> _Extracted information_
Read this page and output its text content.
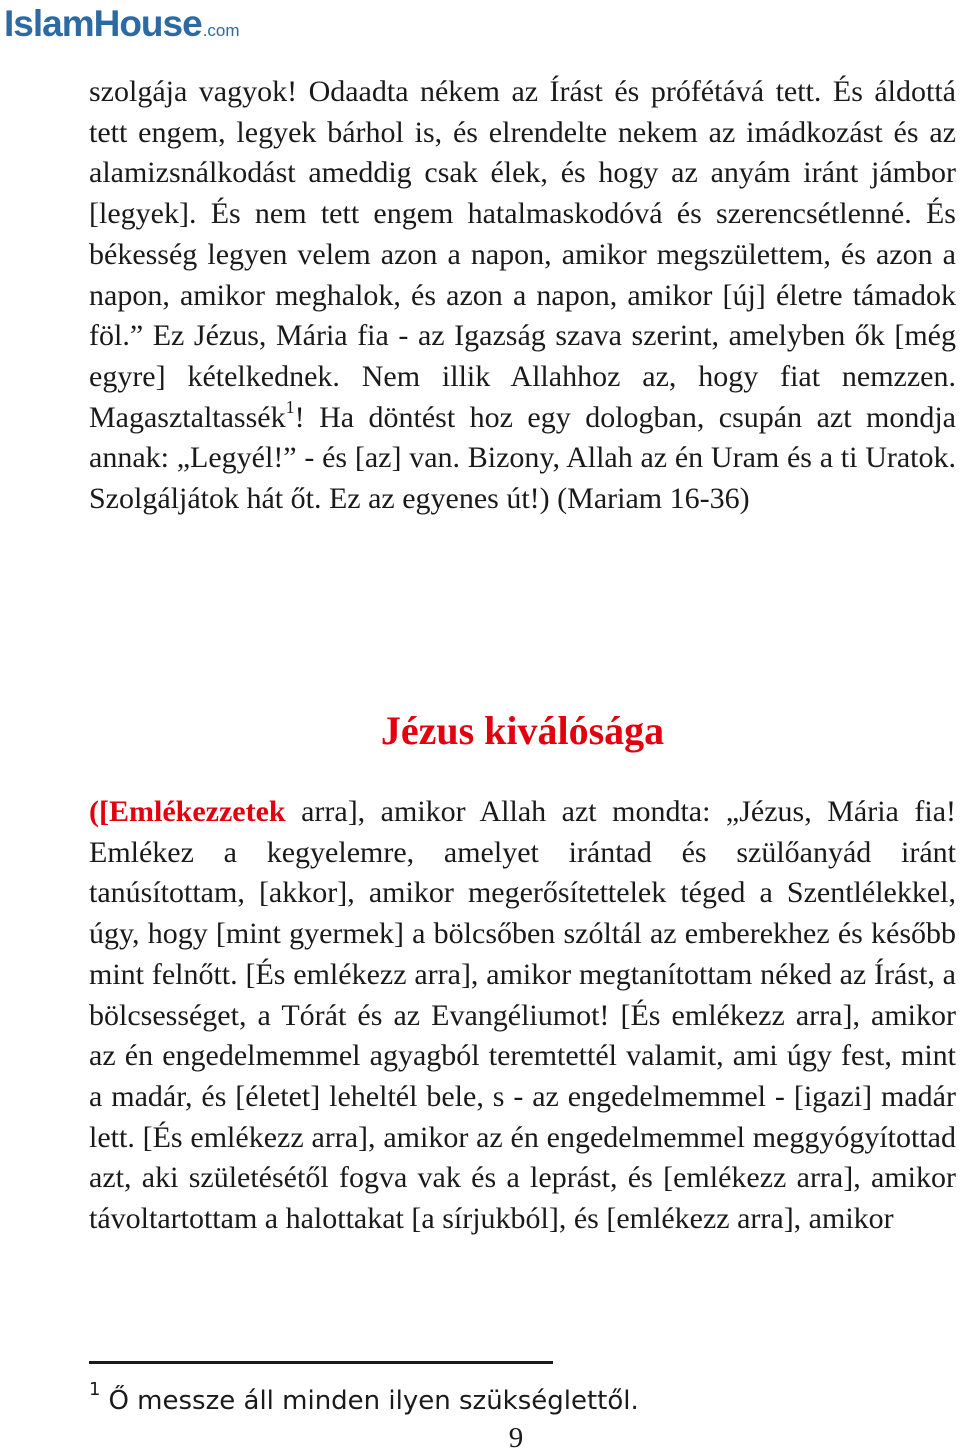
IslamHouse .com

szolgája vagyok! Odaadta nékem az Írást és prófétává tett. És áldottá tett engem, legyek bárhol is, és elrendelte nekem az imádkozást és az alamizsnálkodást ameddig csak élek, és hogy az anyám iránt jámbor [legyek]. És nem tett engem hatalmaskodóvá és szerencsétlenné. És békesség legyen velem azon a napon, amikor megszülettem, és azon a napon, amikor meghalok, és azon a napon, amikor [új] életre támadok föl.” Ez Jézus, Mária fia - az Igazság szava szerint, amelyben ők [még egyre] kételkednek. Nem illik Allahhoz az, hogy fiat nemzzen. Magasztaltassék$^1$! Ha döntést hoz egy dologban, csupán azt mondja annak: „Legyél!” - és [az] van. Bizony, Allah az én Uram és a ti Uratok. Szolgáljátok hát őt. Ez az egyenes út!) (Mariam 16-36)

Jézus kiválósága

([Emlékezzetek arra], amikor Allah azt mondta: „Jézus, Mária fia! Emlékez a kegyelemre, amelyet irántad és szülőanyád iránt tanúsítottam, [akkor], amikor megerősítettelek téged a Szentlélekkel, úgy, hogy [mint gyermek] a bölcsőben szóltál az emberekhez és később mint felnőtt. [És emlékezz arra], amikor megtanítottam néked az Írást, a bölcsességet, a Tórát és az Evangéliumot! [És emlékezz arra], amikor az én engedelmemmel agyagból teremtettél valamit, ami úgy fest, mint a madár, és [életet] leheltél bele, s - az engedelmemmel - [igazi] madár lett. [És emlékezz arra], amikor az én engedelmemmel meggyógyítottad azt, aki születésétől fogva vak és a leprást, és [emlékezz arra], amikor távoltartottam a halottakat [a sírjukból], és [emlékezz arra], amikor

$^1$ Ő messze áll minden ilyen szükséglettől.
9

==

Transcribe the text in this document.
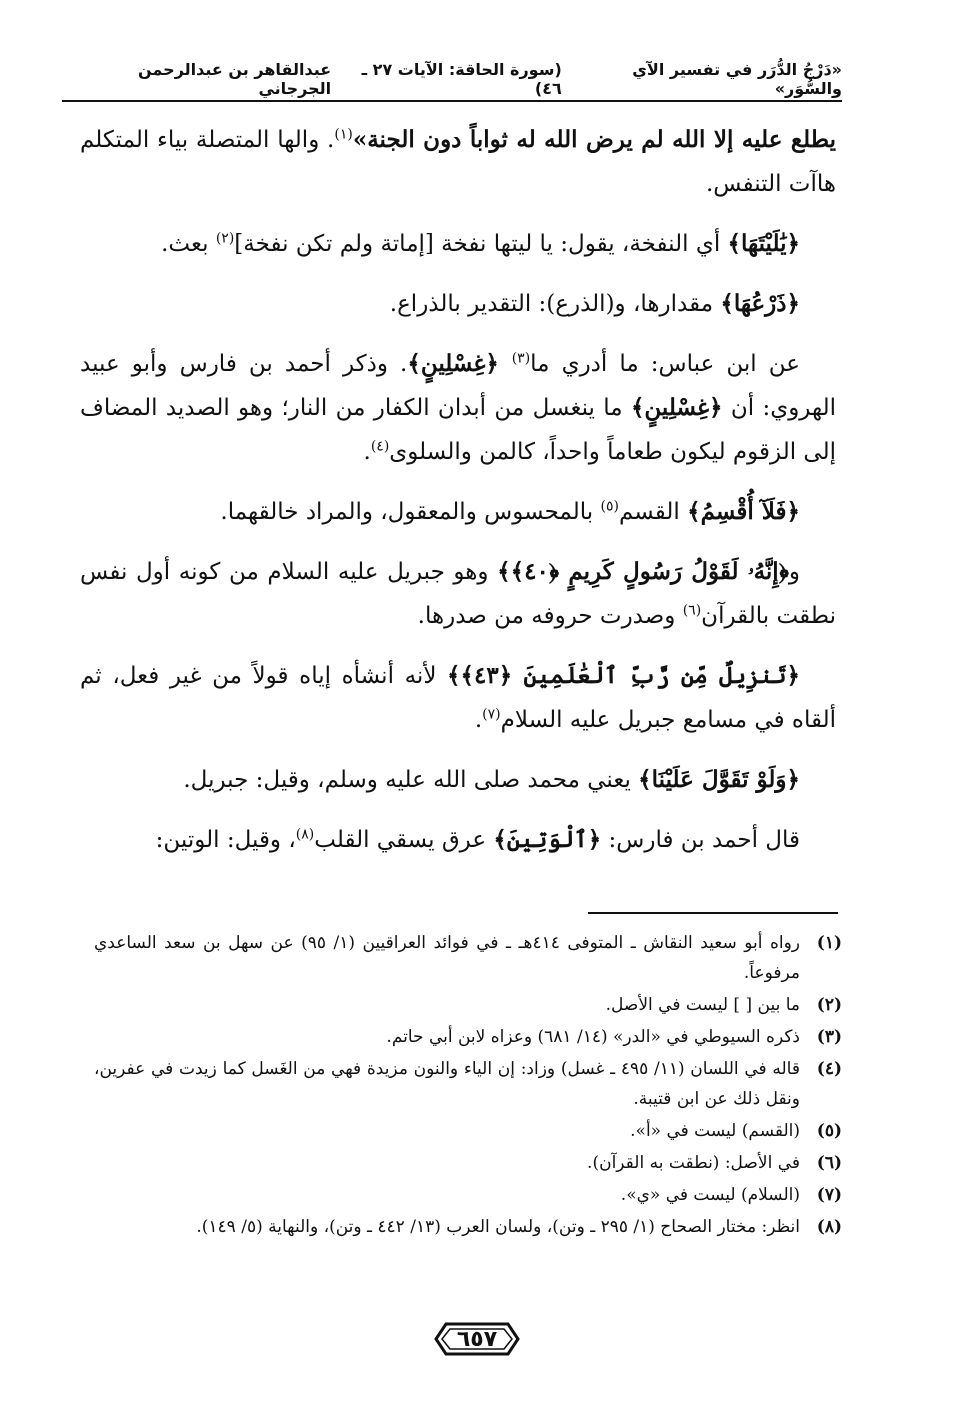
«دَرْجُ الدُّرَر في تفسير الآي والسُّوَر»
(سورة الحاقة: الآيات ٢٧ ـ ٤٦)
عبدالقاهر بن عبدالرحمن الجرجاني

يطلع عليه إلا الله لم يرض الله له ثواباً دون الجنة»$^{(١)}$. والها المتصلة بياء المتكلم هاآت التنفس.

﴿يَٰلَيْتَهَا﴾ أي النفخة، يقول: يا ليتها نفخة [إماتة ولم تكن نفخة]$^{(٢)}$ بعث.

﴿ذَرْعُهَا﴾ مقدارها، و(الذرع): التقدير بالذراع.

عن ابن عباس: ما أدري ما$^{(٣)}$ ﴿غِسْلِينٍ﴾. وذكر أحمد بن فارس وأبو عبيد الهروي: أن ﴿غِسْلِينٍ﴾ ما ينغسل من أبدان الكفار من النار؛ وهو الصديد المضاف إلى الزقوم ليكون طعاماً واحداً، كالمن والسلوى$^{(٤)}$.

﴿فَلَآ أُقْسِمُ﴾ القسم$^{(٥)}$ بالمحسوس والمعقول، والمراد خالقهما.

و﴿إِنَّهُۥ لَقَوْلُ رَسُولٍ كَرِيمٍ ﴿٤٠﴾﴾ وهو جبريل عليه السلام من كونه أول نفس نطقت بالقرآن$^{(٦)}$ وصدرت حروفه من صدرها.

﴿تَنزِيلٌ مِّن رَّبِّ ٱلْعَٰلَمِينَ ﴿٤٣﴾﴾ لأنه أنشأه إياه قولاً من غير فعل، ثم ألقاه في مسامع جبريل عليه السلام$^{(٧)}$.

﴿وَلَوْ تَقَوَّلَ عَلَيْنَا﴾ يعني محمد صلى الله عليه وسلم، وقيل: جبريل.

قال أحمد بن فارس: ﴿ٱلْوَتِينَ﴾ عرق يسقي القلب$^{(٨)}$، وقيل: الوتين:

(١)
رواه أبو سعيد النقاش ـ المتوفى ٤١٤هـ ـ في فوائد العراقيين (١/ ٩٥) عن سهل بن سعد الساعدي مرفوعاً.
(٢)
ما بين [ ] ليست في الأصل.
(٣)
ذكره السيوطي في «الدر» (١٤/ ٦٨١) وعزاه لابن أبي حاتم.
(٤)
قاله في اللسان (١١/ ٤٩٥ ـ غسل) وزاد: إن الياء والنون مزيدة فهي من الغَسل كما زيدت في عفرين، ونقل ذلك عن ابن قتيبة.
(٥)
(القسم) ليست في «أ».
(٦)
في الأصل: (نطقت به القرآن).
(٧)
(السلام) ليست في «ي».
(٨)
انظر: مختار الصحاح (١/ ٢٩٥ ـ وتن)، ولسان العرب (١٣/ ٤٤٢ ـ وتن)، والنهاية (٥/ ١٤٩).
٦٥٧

---

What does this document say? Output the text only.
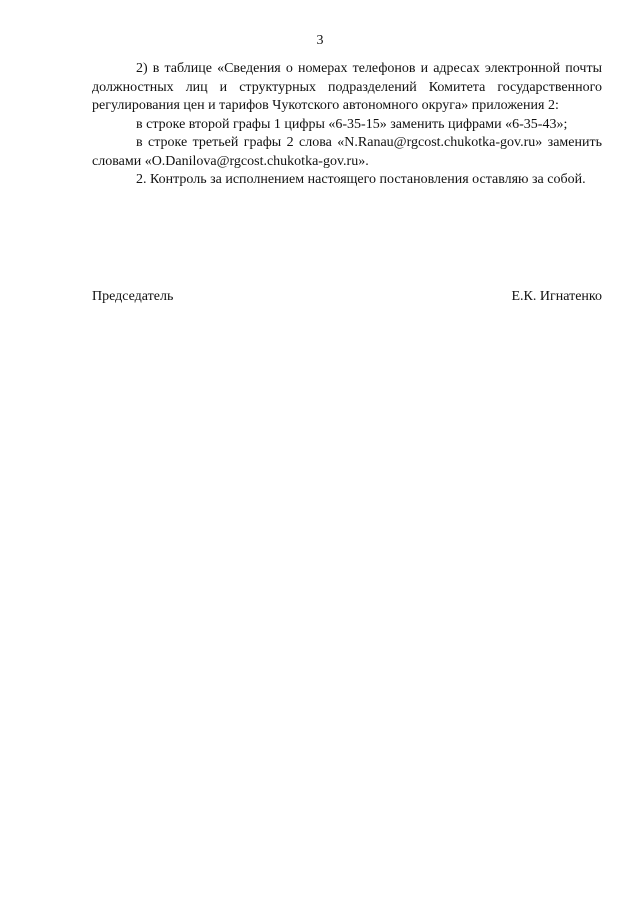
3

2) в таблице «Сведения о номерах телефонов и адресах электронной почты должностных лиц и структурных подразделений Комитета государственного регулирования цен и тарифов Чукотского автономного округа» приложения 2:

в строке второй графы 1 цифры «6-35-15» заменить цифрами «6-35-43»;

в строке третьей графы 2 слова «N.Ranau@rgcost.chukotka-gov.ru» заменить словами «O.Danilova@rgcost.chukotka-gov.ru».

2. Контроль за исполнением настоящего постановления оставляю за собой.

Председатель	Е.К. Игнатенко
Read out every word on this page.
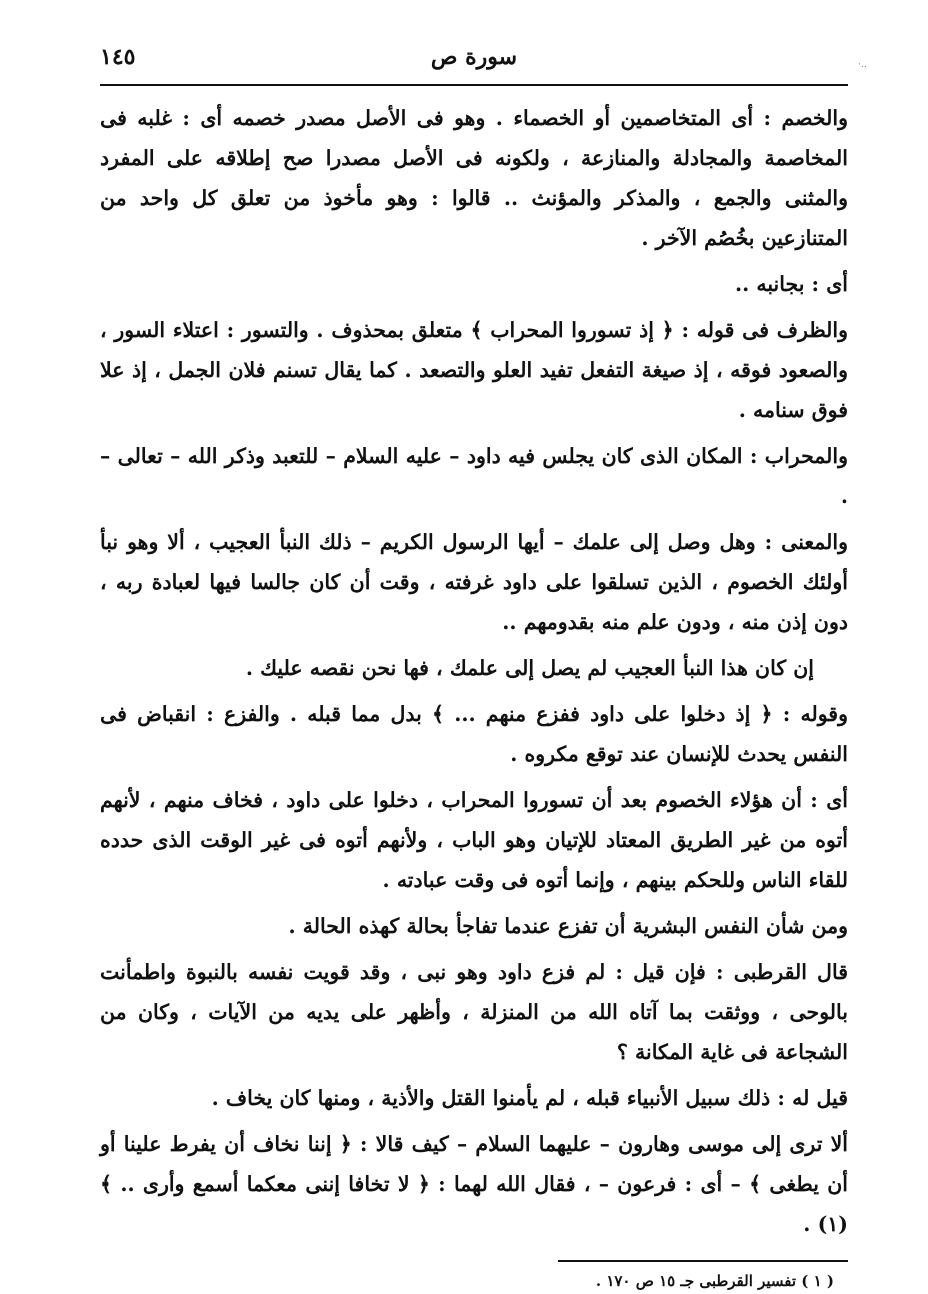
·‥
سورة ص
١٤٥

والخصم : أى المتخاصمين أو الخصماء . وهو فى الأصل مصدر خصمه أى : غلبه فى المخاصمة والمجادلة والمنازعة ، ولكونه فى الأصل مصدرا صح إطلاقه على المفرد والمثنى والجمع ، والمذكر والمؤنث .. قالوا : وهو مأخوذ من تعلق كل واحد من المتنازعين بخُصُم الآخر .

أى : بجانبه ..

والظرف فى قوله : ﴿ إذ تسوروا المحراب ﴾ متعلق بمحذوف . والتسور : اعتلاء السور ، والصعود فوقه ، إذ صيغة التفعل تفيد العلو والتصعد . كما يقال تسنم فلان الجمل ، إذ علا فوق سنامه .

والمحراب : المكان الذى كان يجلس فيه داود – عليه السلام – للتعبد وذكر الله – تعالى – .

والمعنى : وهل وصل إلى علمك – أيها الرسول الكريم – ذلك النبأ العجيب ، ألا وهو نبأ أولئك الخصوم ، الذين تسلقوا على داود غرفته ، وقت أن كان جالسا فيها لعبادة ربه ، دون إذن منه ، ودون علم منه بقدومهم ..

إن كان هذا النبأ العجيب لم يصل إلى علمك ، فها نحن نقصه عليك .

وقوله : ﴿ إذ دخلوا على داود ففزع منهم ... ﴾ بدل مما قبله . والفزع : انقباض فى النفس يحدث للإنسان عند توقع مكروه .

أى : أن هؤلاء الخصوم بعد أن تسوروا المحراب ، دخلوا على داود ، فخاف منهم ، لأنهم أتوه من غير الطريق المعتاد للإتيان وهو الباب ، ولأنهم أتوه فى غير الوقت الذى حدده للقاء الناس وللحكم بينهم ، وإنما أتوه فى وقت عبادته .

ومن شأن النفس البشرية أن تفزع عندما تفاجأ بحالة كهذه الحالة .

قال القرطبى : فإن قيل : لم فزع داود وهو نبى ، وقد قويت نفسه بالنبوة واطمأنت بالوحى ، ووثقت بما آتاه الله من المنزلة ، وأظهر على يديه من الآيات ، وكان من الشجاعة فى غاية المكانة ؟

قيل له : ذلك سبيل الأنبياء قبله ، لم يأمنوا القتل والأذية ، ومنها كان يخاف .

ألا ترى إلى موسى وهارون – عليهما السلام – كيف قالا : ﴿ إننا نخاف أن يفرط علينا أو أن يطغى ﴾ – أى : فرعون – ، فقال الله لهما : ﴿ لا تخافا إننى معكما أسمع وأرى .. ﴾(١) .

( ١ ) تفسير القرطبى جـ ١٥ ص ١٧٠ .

> _Task instructions_
Check each line of the material above for "الذى" and say how many lines contain it, giving the number alone.

> _Complete response_
2